* **GIVEN REQUEST**
The records below should be written out again, exactly.

Dataset entries
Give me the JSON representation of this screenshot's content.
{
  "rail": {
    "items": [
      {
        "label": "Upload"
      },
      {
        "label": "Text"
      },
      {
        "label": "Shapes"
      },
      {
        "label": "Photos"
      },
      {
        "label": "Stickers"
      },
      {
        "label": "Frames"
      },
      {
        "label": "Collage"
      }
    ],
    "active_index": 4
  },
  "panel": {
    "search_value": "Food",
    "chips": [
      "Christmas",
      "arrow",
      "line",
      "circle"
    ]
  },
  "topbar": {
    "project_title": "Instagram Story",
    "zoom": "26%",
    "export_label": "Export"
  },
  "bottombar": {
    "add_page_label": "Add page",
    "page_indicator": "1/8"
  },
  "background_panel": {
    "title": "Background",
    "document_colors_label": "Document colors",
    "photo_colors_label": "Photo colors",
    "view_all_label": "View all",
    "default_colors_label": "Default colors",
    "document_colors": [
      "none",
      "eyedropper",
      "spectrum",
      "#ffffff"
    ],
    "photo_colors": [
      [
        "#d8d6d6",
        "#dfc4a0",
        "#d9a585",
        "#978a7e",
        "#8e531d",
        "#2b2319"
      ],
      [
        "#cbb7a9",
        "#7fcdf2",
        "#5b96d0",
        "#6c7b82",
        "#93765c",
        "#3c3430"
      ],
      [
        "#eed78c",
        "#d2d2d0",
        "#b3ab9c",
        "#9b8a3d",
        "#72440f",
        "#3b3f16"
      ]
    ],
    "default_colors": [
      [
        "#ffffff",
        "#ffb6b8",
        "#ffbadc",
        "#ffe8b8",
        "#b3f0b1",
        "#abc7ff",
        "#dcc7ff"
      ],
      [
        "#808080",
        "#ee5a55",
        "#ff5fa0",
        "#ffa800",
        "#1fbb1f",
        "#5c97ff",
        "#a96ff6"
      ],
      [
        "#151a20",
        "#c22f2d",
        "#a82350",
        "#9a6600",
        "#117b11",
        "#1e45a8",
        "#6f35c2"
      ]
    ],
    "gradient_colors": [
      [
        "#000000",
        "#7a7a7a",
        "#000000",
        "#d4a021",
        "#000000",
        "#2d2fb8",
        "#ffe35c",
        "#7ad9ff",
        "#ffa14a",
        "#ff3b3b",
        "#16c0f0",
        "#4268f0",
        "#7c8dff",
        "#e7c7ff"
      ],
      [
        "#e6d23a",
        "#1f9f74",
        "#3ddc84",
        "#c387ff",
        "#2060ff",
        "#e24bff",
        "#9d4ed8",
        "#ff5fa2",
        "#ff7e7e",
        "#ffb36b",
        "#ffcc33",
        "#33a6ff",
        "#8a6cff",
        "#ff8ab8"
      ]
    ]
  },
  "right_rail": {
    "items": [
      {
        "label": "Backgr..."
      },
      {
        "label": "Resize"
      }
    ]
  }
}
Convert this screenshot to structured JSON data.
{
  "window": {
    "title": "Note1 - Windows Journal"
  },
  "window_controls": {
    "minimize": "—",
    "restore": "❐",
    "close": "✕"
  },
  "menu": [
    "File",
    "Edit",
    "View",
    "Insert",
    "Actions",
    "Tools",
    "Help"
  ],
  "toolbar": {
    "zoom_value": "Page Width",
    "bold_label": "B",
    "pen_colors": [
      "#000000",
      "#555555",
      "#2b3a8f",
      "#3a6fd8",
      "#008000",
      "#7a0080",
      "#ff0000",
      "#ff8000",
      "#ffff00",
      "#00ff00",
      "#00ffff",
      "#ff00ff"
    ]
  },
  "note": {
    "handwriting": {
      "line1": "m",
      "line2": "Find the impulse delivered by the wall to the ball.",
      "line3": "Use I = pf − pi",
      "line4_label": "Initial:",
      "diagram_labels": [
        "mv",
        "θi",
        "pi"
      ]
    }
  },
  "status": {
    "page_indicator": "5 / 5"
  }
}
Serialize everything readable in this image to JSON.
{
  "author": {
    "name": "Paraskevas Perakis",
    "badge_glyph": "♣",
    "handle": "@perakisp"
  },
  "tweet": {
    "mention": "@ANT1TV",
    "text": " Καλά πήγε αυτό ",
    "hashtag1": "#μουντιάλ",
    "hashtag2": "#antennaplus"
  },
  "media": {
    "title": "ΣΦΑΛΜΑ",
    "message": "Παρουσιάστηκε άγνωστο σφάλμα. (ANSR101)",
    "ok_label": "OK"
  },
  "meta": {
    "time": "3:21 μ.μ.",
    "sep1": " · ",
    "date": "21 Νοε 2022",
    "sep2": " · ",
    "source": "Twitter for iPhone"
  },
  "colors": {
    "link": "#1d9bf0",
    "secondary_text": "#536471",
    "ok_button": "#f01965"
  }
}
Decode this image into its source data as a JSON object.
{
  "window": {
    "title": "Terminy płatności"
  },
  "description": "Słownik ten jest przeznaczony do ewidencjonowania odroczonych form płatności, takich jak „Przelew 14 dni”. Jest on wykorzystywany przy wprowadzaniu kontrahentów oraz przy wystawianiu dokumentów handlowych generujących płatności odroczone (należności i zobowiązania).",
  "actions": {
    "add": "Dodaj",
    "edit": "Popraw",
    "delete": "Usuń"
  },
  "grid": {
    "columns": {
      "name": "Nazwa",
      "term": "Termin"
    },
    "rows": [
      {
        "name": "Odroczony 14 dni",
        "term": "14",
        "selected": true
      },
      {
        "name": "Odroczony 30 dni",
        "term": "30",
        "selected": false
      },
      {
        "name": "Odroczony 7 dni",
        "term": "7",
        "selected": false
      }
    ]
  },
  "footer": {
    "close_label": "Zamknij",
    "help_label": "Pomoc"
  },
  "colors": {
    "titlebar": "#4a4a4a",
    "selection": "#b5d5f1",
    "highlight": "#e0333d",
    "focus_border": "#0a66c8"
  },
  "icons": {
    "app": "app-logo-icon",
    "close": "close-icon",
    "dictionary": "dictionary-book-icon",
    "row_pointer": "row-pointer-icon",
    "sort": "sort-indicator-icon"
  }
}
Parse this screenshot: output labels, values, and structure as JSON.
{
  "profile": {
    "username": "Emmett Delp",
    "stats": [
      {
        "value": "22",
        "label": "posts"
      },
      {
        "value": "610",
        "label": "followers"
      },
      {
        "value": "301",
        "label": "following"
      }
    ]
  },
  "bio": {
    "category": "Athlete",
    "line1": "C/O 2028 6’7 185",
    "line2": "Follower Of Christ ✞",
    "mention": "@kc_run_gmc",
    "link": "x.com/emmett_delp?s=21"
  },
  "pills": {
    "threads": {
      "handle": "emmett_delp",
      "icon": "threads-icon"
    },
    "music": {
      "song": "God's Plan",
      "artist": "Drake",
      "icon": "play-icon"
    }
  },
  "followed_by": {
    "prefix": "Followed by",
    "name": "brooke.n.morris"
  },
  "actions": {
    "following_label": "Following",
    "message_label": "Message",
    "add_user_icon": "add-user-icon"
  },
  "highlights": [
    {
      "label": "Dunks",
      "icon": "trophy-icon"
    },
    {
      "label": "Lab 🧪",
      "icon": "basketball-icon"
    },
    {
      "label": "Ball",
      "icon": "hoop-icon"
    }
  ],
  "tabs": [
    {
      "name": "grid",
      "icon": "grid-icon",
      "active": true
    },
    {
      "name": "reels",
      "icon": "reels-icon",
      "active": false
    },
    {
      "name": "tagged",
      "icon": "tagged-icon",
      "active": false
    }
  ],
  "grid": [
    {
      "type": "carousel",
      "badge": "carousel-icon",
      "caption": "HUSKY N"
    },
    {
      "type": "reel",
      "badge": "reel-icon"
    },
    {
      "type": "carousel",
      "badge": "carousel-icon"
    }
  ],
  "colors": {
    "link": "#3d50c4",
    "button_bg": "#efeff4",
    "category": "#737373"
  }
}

* **RESULT FOR THIS TASK**
Give me the JSON representation of this screenshot's content.
{
  "rail": {
    "items": [
      {
        "label": "Upload"
      },
      {
        "label": "Text"
      },
      {
        "label": "Shapes"
      },
      {
        "label": "Photos"
      },
      {
        "label": "Stickers"
      },
      {
        "label": "Frames"
      },
      {
        "label": "Collage"
      }
    ],
    "active_index": 4
  },
  "panel": {
    "search_value": "Food",
    "chips": [
      "Christmas",
      "arrow",
      "line",
      "circle"
    ]
  },
  "topbar": {
    "project_title": "Instagram Story",
    "zoom": "26%",
    "export_label": "Export"
  },
  "bottombar": {
    "add_page_label": "Add page",
    "page_indicator": "1/8"
  },
  "background_panel": {
    "title": "Background",
    "document_colors_label": "Document colors",
    "photo_colors_label": "Photo colors",
    "view_all_label": "View all",
    "default_colors_label": "Default colors",
    "document_colors": [
      "none",
      "eyedropper",
      "spectrum",
      "#ffffff"
    ],
    "photo_colors": [
      [
        "#d8d6d6",
        "#dfc4a0",
        "#d9a585",
        "#978a7e",
        "#8e531d",
        "#2b2319"
      ],
      [
        "#cbb7a9",
        "#7fcdf2",
        "#5b96d0",
        "#6c7b82",
        "#93765c",
        "#3c3430"
      ],
      [
        "#eed78c",
        "#d2d2d0",
        "#b3ab9c",
        "#9b8a3d",
        "#72440f",
        "#3b3f16"
      ]
    ],
    "default_colors": [
      [
        "#ffffff",
        "#ffb6b8",
        "#ffbadc",
        "#ffe8b8",
        "#b3f0b1",
        "#abc7ff",
        "#dcc7ff"
      ],
      [
        "#808080",
        "#ee5a55",
        "#ff5fa0",
        "#ffa800",
        "#1fbb1f",
        "#5c97ff",
        "#a96ff6"
      ],
      [
        "#151a20",
        "#c22f2d",
        "#a82350",
        "#9a6600",
        "#117b11",
        "#1e45a8",
        "#6f35c2"
      ]
    ],
    "gradient_colors": [
      [
        "#000000",
        "#7a7a7a",
        "#000000",
        "#d4a021",
        "#000000",
        "#2d2fb8",
        "#ffe35c",
        "#7ad9ff",
        "#ffa14a",
        "#ff3b3b",
        "#16c0f0",
        "#4268f0",
        "#7c8dff",
        "#e7c7ff"
      ],
      [
        "#e6d23a",
        "#1f9f74",
        "#3ddc84",
        "#c387ff",
        "#2060ff",
        "#e24bff",
        "#9d4ed8",
        "#ff5fa2",
        "#ff7e7e",
        "#ffb36b",
        "#ffcc33",
        "#33a6ff",
        "#8a6cff",
        "#ff8ab8"
      ]
    ]
  },
  "right_rail": {
    "items": [
      {
        "label": "Backgr..."
      },
      {
        "label": "Resize"
      }
    ]
  }
}
Convert this screenshot to structured JSON data.
{
  "window": {
    "title": "Note1 - Windows Journal"
  },
  "window_controls": {
    "minimize": "—",
    "restore": "❐",
    "close": "✕"
  },
  "menu": [
    "File",
    "Edit",
    "View",
    "Insert",
    "Actions",
    "Tools",
    "Help"
  ],
  "toolbar": {
    "zoom_value": "Page Width",
    "bold_label": "B",
    "pen_colors": [
      "#000000",
      "#555555",
      "#2b3a8f",
      "#3a6fd8",
      "#008000",
      "#7a0080",
      "#ff0000",
      "#ff8000",
      "#ffff00",
      "#00ff00",
      "#00ffff",
      "#ff00ff"
    ]
  },
  "note": {
    "handwriting": {
      "line1": "m",
      "line2": "Find the impulse delivered by the wall to the ball.",
      "line3": "Use I = pf − pi",
      "line4_label": "Initial:",
      "diagram_labels": [
        "mv",
        "θi",
        "pi"
      ]
    }
  },
  "status": {
    "page_indicator": "5 / 5"
  }
}
Serialize everything readable in this image to JSON.
{
  "author": {
    "name": "Paraskevas Perakis",
    "badge_glyph": "♣",
    "handle": "@perakisp"
  },
  "tweet": {
    "mention": "@ANT1TV",
    "text": " Καλά πήγε αυτό ",
    "hashtag1": "#μουντιάλ",
    "hashtag2": "#antennaplus"
  },
  "media": {
    "title": "ΣΦΑΛΜΑ",
    "message": "Παρουσιάστηκε άγνωστο σφάλμα. (ANSR101)",
    "ok_label": "OK"
  },
  "meta": {
    "time": "3:21 μ.μ.",
    "sep1": " · ",
    "date": "21 Νοε 2022",
    "sep2": " · ",
    "source": "Twitter for iPhone"
  },
  "colors": {
    "link": "#1d9bf0",
    "secondary_text": "#536471",
    "ok_button": "#f01965"
  }
}
Decode this image into its source data as a JSON object.
{
  "window": {
    "title": "Terminy płatności"
  },
  "description": "Słownik ten jest przeznaczony do ewidencjonowania odroczonych form płatności, takich jak „Przelew 14 dni”. Jest on wykorzystywany przy wprowadzaniu kontrahentów oraz przy wystawianiu dokumentów handlowych generujących płatności odroczone (należności i zobowiązania).",
  "actions": {
    "add": "Dodaj",
    "edit": "Popraw",
    "delete": "Usuń"
  },
  "grid": {
    "columns": {
      "name": "Nazwa",
      "term": "Termin"
    },
    "rows": [
      {
        "name": "Odroczony 14 dni",
        "term": "14",
        "selected": true
      },
      {
        "name": "Odroczony 30 dni",
        "term": "30",
        "selected": false
      },
      {
        "name": "Odroczony 7 dni",
        "term": "7",
        "selected": false
      }
    ]
  },
  "footer": {
    "close_label": "Zamknij",
    "help_label": "Pomoc"
  },
  "colors": {
    "titlebar": "#4a4a4a",
    "selection": "#b5d5f1",
    "highlight": "#e0333d",
    "focus_border": "#0a66c8"
  },
  "icons": {
    "app": "app-logo-icon",
    "close": "close-icon",
    "dictionary": "dictionary-book-icon",
    "row_pointer": "row-pointer-icon",
    "sort": "sort-indicator-icon"
  }
}
Parse this screenshot: output labels, values, and structure as JSON.
{
  "profile": {
    "username": "Emmett Delp",
    "stats": [
      {
        "value": "22",
        "label": "posts"
      },
      {
        "value": "610",
        "label": "followers"
      },
      {
        "value": "301",
        "label": "following"
      }
    ]
  },
  "bio": {
    "category": "Athlete",
    "line1": "C/O 2028 6’7 185",
    "line2": "Follower Of Christ ✞",
    "mention": "@kc_run_gmc",
    "link": "x.com/emmett_delp?s=21"
  },
  "pills": {
    "threads": {
      "handle": "emmett_delp",
      "icon": "threads-icon"
    },
    "music": {
      "song": "God's Plan",
      "artist": "Drake",
      "icon": "play-icon"
    }
  },
  "followed_by": {
    "prefix": "Followed by",
    "name": "brooke.n.morris"
  },
  "actions": {
    "following_label": "Following",
    "message_label": "Message",
    "add_user_icon": "add-user-icon"
  },
  "highlights": [
    {
      "label": "Dunks",
      "icon": "trophy-icon"
    },
    {
      "label": "Lab 🧪",
      "icon": "basketball-icon"
    },
    {
      "label": "Ball",
      "icon": "hoop-icon"
    }
  ],
  "tabs": [
    {
      "name": "grid",
      "icon": "grid-icon",
      "active": true
    },
    {
      "name": "reels",
      "icon": "reels-icon",
      "active": false
    },
    {
      "name": "tagged",
      "icon": "tagged-icon",
      "active": false
    }
  ],
  "grid": [
    {
      "type": "carousel",
      "badge": "carousel-icon",
      "caption": "HUSKY N"
    },
    {
      "type": "reel",
      "badge": "reel-icon"
    },
    {
      "type": "carousel",
      "badge": "carousel-icon"
    }
  ],
  "colors": {
    "link": "#3d50c4",
    "button_bg": "#efeff4",
    "category": "#737373"
  }
}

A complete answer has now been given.